# COSA FARAI
A - Perché, nel brano sul sequestro progettato a Cagliari, le richieste per la famiglia erano state scritte con un ormografo? Rispondi in una o due frasi.
B - Riprendi il brano sul sequestro progettato a Cagliari dal punto in cui si interrompe.

# BRANO
┌──

IL BLITZ I Batzella e Mereu avevano effettuato diversi sopralluoghi nella ditta Podda e sotto la casa del fondatore dell'azienda in pieno centro a Cagliari, studiato vie di fuga, metodi di prelevamento, covo in cui custodire l'ostaggio, mezzi per comunicare con la famiglia. Doveva essere un sequestro lampo: inizialmente avevano pensato di prendere il patriarca, poi si erano resi conto che era più difficile da mantenere e comunque cambiava spesso orari di viaggio verso l'azienda. A volte si muoveva già alle 4 del mattino. Ed era proprio lui ad avere l'immediata disponibilità del denaro, forse addirittura sette milioni. I banditi si sarebbero accontentati di 5, quindi erano passati al figlio Alessandro. Già rubati i mezzi da utilizzare per il trasporto (un furgone e alcune auto) e procurate le armi, i Batzella dovevano appostarsi sotto l'abitazione della vittima, bloccarla di primo mattino in garage per non essere visti e fuggire verso Sestu dove c'era la prigione. Da lì avrebbero portato le richieste alla famiglia: ordini già pronti, scritti con un ormografo su sei o sette foglietti per impedire che le forze dell'ordine risalissero alla loro identità e che dovevano essere consegnati da Mereu, amico da decenni di Gianfranco Batzella - sono vicini di casa ed entrambi frequentavano il locale Babilonia ad Assemini - e in crisi economica: nel piano doveva indossare i panni dell'intermediario che, minacciato dai sequestratori, doveva salvare la propria famiglia prelevando i soldi e consegnandoli ai banditi. Per rendere più credibile il tutto, i Batzella avevano esploso una fucilata contro la sua abitazione (episodio premurosamente denunciato in caserma a Sestu) e gli avevano lasciato quattro cartucce nel porta oggetti della sua auto. L'ostaggio doveva rimanere nell'appartamento di via Cadorna ed essere custodito dallo stesso Mereu, ma Gianfranco - dopo la tragica fine di Gianluca Carta, che a suo dire doveva essere solo sequestrato e invece era stato ucciso da Niveo - aveva posto la condizione tassativa di pensare in prima persona alla vittima.

└──

# DATI FORNITI
┌──

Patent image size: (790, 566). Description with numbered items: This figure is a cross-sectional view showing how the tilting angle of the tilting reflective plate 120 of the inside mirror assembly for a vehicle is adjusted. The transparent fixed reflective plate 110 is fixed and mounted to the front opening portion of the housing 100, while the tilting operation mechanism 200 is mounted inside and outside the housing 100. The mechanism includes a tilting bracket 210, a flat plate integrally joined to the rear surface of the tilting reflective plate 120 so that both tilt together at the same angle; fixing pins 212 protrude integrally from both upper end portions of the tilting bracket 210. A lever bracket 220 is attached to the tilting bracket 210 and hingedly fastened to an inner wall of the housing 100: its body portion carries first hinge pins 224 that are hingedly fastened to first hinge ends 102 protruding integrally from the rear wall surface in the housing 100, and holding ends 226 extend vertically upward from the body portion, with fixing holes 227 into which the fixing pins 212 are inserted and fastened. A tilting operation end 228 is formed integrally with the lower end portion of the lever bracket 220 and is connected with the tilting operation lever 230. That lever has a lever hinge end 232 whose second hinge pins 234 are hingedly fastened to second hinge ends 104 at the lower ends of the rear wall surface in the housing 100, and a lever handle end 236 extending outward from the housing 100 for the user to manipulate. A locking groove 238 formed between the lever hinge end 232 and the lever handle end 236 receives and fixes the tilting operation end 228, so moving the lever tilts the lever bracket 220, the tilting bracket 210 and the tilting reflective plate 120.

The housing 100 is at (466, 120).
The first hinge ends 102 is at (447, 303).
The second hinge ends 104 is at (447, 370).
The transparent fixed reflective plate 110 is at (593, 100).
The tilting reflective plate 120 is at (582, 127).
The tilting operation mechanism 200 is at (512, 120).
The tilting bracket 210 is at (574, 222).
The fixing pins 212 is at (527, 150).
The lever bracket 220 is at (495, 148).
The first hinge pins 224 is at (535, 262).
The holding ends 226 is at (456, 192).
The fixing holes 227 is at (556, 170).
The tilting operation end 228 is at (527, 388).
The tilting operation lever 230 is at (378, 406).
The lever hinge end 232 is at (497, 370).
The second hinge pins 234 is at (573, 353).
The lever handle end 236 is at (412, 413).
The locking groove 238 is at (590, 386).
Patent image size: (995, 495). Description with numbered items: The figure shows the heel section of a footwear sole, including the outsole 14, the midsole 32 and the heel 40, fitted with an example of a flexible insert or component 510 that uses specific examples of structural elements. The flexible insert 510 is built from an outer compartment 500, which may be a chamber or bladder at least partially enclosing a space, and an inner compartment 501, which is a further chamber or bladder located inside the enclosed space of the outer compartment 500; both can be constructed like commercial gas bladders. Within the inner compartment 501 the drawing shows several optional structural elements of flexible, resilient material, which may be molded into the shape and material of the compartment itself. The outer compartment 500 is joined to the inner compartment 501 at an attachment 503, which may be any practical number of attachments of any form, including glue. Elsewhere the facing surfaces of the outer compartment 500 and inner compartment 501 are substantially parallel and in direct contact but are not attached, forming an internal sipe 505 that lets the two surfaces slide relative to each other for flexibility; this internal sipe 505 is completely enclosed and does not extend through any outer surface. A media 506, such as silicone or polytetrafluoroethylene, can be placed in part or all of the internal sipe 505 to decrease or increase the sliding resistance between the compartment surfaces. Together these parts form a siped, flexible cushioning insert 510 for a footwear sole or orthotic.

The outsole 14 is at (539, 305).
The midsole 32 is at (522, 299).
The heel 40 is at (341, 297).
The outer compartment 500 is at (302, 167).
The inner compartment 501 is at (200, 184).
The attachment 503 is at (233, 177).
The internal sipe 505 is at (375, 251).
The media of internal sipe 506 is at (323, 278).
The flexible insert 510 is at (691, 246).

└──

# RISPOSTE ALL'ESERCIZIO
A - Le richieste erano state scritte con un ormografo su sei o sette foglietti per impedire che le forze dell'ordine risalissero all'identità dei sequestratori.

B -
RIVELAZIONI Non si era arrivati a tanto, perché il 20 febbraio non era accaduto nulla e il successivo aprile lui e lo zio erano finiti in cella per la rapina all'istituto delle suore. Guarda caso, proprio quel giorno era stata ritirata la scorta ad Alessandro Podda. «Ma l'idea del rapimento forse era stata abbandonata prima», ha spiegato ieri Angrisani, «avevamo 25/30 uomini che giornalmente giocavano con loro al gatto col topo. Un'azione che non è passata inosservata». Poi Gianfranco Batzella ha iniziato a parlare e il cerchio si è chiuso. Forse: potrebbe esserci anche un quarto complice. Domani gli interrogatori di garanzia in carcere.